■ **WRITTEN REQUEST A**
Summarize the ProEval review exchange below in two sentences.
■ **WRITTEN REQUEST B**
Carry the ProEval review exchange below forward, starting right after its final sentence.

■ **PASSAGE PROVIDED**
[start]
ProEval: Proactive Failure Discovery and Efficient Performance Estimation for Generative AI Evaluation

Referee: [Theoretical Analysis] Theoretical Analysis section (proof of unbiasedness for pre-trained GP-based BQ estimator): The claim that the estimator is unbiased and bounded relies on the performance function for a new model being drawn from (or well-approximated by) the posterior of the GP pre-trained on prior models. The manuscript provides no explicit conditions, bounds, or analysis on distribution shift arising from changes in model architecture, input distributions, or failure semantics; without this, the unbiasedness guarantee does not necessarily transfer, undermining the central theoretical contribution.

Authors: We appreciate the referee highlighting the importance of clearly stating the assumptions in our theoretical analysis. The proof of unbiasedness and boundedness for the pre-trained GP-based Bayesian quadrature estimator is derived under the explicit modeling assumption that the target performance function is sampled from the posterior of the GP pre-trained on prior models; this assumption is stated in the Theoretical Analysis section. However, we agree that the manuscript does not provide a dedicated discussion of conditions under which the assumption holds or quantitative bounds on bias due to distribution shift. In the revised manuscript, we will expand the Theoretical Analysis section with: (i) a formal restatement of the transfer assumption, (ii) qualitative analysis of shift sources (architecture changes, input distribution shifts, evolving failure semantics), and (iii) guidance on when the approximation remains useful in practice, supported by the empirical similarity metrics used in our experiments. This addition will clarify the scope of the guarantees without changing the core result. revision: yes

Referee: [Experimental Results] Experimental Results section (efficiency claims of 8-65x fewer samples): The reported sample reductions to reach 1% error relative to ground truth depend on the transferred GP surrogate accurately guiding active selection. No ablation is described that varies the similarity between pre-training data and target model distributions, leaving open whether the gains hold under realistic model-specific shifts or are limited to low-shift cases.
[end]
■ **DATASET RECORDS**
[start]
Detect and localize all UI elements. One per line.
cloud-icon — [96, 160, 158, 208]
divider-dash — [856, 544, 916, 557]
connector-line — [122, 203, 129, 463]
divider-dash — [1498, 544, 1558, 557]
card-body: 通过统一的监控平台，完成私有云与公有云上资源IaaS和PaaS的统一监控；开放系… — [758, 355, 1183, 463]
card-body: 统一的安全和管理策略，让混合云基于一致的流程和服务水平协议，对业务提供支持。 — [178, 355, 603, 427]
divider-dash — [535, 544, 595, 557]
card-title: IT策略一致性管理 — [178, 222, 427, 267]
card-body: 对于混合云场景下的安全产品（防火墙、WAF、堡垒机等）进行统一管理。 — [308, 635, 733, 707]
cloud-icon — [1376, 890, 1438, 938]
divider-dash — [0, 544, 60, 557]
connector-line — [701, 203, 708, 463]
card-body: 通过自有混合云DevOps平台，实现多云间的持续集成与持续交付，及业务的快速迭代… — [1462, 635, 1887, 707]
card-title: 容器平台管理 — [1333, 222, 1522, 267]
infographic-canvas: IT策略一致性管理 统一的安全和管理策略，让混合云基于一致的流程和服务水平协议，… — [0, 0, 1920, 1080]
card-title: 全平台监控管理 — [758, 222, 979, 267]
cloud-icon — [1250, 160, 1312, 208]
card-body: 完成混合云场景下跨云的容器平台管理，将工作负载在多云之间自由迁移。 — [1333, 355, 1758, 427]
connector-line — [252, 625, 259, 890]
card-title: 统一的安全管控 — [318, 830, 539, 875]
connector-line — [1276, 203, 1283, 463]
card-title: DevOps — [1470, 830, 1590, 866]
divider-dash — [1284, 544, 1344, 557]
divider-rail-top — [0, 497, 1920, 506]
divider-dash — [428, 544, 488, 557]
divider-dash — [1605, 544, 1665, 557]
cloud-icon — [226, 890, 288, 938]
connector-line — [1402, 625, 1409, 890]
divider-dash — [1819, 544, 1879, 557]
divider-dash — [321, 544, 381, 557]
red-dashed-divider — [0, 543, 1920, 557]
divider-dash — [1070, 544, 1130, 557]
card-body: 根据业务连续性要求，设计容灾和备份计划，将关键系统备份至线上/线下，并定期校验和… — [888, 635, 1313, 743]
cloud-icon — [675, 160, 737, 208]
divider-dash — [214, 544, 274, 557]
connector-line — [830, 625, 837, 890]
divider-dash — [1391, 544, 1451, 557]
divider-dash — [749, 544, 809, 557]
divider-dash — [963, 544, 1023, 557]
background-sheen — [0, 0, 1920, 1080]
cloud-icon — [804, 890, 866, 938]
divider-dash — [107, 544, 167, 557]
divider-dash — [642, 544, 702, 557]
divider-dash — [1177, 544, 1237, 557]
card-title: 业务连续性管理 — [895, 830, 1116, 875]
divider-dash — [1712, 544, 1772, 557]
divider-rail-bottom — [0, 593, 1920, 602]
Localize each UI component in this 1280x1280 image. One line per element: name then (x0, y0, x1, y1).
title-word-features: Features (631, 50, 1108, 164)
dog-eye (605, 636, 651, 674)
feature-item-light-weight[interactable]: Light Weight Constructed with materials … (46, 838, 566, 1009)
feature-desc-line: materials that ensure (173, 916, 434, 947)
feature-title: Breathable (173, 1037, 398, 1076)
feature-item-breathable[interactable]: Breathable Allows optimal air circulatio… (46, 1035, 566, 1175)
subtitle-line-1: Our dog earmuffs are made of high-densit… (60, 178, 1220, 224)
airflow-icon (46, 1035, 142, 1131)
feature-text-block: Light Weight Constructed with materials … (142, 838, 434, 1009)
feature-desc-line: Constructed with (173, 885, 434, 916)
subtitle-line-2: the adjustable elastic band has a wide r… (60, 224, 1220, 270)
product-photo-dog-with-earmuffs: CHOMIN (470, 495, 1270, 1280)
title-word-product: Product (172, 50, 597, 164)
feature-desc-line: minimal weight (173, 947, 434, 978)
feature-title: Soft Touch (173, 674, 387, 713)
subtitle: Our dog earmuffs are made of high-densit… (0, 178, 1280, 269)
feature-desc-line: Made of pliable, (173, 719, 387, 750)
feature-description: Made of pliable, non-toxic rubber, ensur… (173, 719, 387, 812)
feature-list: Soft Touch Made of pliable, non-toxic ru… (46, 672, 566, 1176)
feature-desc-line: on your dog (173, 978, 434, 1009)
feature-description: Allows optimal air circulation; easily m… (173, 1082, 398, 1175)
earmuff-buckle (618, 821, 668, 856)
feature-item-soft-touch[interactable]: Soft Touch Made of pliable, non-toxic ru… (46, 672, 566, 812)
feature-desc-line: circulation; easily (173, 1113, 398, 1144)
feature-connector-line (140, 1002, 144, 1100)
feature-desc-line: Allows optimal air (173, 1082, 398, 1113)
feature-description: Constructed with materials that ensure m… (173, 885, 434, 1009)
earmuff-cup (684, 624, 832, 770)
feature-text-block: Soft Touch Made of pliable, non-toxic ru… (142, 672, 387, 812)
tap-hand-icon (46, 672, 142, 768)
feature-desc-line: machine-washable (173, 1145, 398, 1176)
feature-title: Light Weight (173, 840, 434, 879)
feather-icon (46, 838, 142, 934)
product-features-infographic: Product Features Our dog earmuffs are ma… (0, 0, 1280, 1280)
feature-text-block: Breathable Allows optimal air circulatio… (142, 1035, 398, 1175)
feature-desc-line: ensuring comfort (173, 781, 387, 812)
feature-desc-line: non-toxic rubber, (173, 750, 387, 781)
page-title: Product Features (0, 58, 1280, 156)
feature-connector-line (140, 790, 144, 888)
[end]
■ **EXPECTED OUTPUT A**
The referee argues that the proof of unbiasedness for the pre-trained GP-based Bayesian quadrature estimator assumes the new model's performance function comes from the posterior of the GP pre-trained on prior models, yet the manuscript gives no conditions or analysis on distribution shift. The authors reply that the assumption is stated and promise an expanded Theoretical Analysis section, and the referee then notes that the claimed 8-65x sample reductions depend on the transferred GP surrogate guiding active selection, with no ablation varying the similarity between pre-training data and target model distributions.

■ **EXPECTED OUTPUT B**
Authors: We agree that an explicit ablation on distributional similarity would strengthen the empirical claims. Our current experiments already span multiple benchmark families (reasoning, safety alignment, classification) with pre-training performed on related but non-identical models, which we view as representative of realistic transfer scenarios. To directly respond to the concern, the revised Experimental Results section will include a new ablation study that systematically varies pre-training set composition by similarity (using embedding-based or task-overlap metrics) and reports the resulting sample-efficiency curves on held-out target models. This will quantify how efficiency gains degrade under increasing shift while confirming robustness in moderate-shift regimes typical of model evaluation. revision: yes

Referee: [Method] Method section (superlevel set sampling for failure discovery): The uncertainty-aware strategy for selecting inputs to reveal diverse failures uses the pre-trained GP posterior, but the manuscript does not detail how posterior predictive variance is adjusted or regularized to account for potential mismatch with new models, which is load-bearing for the claim of simultaneously better failure coverage under strict budgets.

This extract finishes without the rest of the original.